**Task requirements:** Select the lines that contain "JSON" and copy each of them.

**Dataset extract:**
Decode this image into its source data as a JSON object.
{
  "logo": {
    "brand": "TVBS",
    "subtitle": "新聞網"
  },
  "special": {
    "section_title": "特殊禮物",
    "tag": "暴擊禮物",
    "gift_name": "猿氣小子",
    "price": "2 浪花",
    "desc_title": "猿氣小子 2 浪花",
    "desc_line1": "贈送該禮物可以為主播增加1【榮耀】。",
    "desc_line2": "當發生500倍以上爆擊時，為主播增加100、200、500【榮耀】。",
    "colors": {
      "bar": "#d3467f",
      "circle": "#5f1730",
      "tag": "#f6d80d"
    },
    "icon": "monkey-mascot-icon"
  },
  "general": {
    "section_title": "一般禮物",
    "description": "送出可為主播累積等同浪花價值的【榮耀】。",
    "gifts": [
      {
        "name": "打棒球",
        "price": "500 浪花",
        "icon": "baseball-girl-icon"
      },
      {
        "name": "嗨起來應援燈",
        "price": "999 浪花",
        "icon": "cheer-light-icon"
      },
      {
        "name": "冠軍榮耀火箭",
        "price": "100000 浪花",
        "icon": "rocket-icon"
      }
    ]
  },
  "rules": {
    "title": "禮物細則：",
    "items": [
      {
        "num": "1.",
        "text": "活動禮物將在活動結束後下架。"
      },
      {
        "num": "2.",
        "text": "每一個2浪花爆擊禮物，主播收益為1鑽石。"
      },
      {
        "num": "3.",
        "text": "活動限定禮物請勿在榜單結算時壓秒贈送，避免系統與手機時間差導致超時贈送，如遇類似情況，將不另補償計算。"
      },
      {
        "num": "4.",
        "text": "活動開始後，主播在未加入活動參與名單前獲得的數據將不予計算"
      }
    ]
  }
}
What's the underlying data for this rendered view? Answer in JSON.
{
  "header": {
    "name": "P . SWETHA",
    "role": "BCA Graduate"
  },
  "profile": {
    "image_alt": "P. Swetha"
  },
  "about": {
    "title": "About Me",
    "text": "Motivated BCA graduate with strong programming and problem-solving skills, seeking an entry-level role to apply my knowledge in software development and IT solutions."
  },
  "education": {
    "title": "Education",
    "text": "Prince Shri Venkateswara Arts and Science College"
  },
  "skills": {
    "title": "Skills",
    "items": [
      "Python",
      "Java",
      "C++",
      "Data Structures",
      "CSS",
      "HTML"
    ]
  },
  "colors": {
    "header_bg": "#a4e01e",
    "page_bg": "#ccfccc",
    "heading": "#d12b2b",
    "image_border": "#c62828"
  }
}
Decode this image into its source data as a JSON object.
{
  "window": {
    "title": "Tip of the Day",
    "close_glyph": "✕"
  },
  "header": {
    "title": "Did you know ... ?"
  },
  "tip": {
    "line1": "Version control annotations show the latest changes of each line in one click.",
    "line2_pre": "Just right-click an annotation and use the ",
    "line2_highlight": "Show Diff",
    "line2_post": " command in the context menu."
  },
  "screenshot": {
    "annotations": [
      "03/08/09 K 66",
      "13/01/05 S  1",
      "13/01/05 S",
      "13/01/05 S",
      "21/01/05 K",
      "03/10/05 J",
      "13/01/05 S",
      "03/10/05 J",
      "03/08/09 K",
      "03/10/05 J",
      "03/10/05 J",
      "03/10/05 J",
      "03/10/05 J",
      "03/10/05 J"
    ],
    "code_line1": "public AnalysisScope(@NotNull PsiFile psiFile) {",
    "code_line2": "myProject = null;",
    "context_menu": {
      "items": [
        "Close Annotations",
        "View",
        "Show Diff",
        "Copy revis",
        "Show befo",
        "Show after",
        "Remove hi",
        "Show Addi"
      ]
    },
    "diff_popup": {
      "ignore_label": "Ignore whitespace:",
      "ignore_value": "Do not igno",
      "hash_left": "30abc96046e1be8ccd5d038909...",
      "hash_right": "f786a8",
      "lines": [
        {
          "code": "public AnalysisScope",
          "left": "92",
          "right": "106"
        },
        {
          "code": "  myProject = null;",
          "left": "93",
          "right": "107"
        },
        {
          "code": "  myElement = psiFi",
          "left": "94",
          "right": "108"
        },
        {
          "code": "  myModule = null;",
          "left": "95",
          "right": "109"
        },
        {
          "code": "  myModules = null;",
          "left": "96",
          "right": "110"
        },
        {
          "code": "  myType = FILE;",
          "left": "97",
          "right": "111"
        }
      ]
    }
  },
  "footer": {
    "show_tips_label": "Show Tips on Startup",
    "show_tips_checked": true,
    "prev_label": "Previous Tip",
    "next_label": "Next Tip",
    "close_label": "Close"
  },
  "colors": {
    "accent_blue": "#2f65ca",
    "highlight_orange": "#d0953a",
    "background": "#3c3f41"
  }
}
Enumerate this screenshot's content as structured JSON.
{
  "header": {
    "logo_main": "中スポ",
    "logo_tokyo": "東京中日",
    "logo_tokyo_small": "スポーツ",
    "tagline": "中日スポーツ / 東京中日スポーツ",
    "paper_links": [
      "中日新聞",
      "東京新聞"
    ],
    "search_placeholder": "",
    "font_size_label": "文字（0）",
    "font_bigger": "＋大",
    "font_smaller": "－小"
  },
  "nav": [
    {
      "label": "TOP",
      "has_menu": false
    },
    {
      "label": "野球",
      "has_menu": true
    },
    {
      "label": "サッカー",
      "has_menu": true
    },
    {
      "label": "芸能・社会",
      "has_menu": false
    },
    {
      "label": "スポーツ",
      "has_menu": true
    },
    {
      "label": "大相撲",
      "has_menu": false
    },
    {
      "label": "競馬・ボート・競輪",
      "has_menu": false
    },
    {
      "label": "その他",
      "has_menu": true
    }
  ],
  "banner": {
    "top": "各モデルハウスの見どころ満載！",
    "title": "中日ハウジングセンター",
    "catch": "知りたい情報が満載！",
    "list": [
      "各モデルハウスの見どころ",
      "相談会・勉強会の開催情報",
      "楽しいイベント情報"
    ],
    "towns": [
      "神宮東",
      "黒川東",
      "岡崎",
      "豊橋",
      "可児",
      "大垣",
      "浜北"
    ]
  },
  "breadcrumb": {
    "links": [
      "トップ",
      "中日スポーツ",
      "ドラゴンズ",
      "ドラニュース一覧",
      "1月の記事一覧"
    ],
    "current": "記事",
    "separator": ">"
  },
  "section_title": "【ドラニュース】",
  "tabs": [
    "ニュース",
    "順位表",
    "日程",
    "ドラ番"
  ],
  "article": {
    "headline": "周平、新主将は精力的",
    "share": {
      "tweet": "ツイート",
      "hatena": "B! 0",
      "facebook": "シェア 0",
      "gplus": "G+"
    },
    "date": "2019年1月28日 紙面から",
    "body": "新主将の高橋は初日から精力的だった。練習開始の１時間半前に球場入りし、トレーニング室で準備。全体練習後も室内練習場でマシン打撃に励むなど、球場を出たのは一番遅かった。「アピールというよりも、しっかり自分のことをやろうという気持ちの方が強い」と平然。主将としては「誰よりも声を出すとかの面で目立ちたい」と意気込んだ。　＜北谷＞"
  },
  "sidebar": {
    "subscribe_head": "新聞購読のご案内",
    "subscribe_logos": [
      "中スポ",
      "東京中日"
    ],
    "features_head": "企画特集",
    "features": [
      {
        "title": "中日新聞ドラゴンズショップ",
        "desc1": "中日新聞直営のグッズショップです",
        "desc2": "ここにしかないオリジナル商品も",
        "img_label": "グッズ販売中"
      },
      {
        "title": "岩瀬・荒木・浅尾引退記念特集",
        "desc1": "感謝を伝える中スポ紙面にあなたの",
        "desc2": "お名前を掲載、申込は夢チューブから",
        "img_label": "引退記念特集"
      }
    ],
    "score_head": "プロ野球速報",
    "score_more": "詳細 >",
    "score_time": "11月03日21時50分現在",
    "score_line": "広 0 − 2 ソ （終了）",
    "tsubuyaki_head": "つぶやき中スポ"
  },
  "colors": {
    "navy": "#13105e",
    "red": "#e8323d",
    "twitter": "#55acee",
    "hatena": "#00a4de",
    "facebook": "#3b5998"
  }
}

**The result:**
Decode this image into its source data as a JSON object.
What's the underlying data for this rendered view? Answer in JSON.
Decode this image into its source data as a JSON object.
Enumerate this screenshot's content as structured JSON.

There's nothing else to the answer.